[Begin PROVIDED TEXT]
Two-thirds of the world’s biggest companies with net-zero targets are using “carbon offsets” to help meet their climate goals, Carbon Brief analysis reveals.
(Clicking links with a will display the full glossary term.)
The world’s top fossil-fuel producers, carmakers and tech firms have used tens of millions of carbon credits to claim they have “cancelled out” large chunks of their emissions in recent years, the analysis shows.
This article is part of a week-long special series on carbon offsets.
Carbon Brief finds that just 34 companies have used credits to offset 38m tonnes of carbon dioxide (MtCO2) during 2020-2022, equivalent to the annual emissions of Ethiopia and Kenya combined.
The top users of carbon credits – units each representing one tonne of CO2 avoided, reduced or removed – were Shell (9.9m units), Volkswagen (9.6m) and Chevron (6.0m).
[End PROVIDED TEXT]
[Begin ENTRIES SUPPLIED]
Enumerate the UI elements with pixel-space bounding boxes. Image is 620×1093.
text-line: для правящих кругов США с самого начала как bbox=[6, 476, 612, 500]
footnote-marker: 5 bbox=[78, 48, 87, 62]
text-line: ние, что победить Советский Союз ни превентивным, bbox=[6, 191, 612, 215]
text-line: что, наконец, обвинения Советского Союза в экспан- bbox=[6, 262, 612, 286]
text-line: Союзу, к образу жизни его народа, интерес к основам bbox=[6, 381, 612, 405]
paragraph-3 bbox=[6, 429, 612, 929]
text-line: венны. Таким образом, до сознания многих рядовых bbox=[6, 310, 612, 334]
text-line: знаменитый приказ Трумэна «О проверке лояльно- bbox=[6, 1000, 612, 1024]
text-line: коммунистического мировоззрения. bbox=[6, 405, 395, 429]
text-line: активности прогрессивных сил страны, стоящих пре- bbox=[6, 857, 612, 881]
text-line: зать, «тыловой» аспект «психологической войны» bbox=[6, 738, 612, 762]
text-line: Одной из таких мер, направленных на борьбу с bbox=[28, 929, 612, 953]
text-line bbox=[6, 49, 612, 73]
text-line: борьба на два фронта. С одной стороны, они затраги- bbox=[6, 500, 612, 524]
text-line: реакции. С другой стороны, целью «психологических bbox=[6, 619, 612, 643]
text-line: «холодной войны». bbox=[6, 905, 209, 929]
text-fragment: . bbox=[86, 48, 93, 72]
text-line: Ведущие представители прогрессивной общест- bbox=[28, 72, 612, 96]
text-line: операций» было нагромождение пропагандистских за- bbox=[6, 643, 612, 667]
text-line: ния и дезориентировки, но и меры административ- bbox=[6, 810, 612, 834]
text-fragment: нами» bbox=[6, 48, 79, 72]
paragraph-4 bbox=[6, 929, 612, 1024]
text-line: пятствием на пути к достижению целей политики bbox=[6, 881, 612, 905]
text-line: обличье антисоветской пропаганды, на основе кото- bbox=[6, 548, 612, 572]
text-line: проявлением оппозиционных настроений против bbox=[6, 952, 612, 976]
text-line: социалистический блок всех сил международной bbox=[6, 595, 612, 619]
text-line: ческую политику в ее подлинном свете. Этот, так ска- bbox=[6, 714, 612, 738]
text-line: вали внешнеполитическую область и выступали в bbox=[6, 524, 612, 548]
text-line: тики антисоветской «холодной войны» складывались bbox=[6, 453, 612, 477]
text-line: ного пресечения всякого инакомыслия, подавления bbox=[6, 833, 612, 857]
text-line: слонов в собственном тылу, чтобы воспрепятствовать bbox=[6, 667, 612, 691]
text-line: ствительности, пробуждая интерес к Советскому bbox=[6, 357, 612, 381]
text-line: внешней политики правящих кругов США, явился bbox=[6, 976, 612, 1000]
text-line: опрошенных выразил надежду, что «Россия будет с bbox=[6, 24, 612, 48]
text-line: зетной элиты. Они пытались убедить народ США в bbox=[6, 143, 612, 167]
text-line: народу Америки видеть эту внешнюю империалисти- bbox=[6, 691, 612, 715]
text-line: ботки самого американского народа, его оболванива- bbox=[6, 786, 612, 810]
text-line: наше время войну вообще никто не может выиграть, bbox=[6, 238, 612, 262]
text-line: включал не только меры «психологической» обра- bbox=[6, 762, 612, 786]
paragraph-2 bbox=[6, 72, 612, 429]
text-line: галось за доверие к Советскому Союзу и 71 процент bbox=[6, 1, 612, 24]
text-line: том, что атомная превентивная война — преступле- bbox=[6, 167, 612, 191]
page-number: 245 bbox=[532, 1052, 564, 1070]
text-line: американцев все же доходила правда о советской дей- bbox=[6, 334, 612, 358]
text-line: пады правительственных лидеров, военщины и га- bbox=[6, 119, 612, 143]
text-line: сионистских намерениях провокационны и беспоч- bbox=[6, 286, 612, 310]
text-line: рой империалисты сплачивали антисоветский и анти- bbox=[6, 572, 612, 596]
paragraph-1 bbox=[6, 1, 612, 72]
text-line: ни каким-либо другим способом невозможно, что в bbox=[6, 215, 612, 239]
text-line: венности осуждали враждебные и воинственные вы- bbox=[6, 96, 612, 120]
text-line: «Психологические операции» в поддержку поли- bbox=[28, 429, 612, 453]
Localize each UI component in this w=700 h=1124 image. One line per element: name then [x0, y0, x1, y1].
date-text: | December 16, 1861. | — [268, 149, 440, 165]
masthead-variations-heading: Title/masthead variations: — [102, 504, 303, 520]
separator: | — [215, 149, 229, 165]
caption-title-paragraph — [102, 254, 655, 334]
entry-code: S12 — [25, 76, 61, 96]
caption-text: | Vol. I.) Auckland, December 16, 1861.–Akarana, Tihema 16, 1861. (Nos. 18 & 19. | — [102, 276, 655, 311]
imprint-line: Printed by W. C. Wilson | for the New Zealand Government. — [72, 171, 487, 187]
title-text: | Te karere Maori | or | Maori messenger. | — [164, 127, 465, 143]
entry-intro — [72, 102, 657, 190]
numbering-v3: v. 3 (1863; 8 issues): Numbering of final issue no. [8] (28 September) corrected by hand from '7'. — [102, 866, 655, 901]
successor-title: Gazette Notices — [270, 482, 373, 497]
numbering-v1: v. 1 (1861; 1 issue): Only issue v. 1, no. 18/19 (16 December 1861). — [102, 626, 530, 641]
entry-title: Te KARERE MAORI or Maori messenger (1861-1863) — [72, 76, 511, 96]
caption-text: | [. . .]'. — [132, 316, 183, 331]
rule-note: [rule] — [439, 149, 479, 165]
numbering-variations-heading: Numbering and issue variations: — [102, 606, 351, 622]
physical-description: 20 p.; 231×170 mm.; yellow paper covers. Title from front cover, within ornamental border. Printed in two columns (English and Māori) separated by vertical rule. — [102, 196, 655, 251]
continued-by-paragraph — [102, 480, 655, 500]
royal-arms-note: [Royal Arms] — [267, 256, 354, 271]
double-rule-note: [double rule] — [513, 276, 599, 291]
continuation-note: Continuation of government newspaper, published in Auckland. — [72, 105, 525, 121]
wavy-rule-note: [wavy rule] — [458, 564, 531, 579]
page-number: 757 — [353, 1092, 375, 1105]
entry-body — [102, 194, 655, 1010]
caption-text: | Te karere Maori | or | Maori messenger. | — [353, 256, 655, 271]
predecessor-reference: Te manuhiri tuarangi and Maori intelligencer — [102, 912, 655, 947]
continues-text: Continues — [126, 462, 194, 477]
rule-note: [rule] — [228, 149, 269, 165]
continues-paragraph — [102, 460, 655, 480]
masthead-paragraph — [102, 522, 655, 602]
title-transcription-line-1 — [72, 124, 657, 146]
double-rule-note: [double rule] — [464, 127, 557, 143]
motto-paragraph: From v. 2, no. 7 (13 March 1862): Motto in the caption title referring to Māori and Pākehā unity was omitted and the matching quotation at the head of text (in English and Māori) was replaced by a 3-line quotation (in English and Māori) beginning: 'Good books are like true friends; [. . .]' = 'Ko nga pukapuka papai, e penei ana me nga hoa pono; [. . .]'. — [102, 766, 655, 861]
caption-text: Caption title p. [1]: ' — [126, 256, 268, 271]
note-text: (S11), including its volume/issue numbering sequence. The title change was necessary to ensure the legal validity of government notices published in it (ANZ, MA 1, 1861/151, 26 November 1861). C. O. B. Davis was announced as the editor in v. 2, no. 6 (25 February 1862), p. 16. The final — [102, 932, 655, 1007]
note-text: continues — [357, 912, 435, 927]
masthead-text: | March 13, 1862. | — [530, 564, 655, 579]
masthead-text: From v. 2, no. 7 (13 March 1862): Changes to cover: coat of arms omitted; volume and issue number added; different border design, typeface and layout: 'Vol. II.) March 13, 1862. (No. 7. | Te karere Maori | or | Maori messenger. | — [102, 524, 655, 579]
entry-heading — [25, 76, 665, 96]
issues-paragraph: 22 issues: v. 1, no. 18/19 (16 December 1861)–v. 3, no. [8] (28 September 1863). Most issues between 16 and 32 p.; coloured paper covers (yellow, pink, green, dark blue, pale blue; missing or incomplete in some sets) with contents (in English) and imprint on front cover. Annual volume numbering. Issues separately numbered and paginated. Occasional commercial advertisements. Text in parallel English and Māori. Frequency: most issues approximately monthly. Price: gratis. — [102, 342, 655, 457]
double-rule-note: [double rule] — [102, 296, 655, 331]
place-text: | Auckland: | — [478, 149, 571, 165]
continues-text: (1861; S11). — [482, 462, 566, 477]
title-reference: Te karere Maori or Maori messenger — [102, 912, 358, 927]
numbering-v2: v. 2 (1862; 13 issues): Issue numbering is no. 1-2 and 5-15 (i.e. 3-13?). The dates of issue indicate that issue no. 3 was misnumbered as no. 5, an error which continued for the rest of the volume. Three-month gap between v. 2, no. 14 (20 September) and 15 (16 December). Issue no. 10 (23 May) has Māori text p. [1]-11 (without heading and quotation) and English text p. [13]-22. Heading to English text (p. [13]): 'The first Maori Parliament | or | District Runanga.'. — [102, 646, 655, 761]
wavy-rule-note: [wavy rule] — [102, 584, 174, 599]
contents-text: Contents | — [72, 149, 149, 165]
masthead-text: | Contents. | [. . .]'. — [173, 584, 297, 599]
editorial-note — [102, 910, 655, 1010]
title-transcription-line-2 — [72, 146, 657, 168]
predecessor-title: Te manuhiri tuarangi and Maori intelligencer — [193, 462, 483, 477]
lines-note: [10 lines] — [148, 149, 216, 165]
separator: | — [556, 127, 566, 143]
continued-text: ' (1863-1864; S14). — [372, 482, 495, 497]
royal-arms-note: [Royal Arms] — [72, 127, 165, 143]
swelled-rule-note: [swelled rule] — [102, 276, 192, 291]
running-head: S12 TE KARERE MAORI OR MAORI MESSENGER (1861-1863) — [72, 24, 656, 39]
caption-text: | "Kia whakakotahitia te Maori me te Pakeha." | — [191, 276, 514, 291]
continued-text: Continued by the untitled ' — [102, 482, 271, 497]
[End ENTRIES SUPPLIED]
» SET PROBLEM A
According to the carbon offsets article, how many companies used credits to offset 38m tonnes of carbon dioxide during 2020-2022?
» SET PROBLEM B
Transcribe the carbon offsets article word for word, from "(Clicking links with" to "and Kenya combined.".

» EXERCISE RESPONSE A
34 companies.

» EXERCISE RESPONSE B
(Clicking links with a will display the full glossary term.)
The world’s top fossil-fuel producers, carmakers and tech firms have used tens of millions of carbon credits to claim they have “cancelled out” large chunks of their emissions in recent years, the analysis shows.
This article is part of a week-long special series on carbon offsets.
Carbon Brief finds that just 34 companies have used credits to offset 38m tonnes of carbon dioxide (MtCO2) during 2020-2022, equivalent to the annual emissions of Ethiopia and Kenya combined.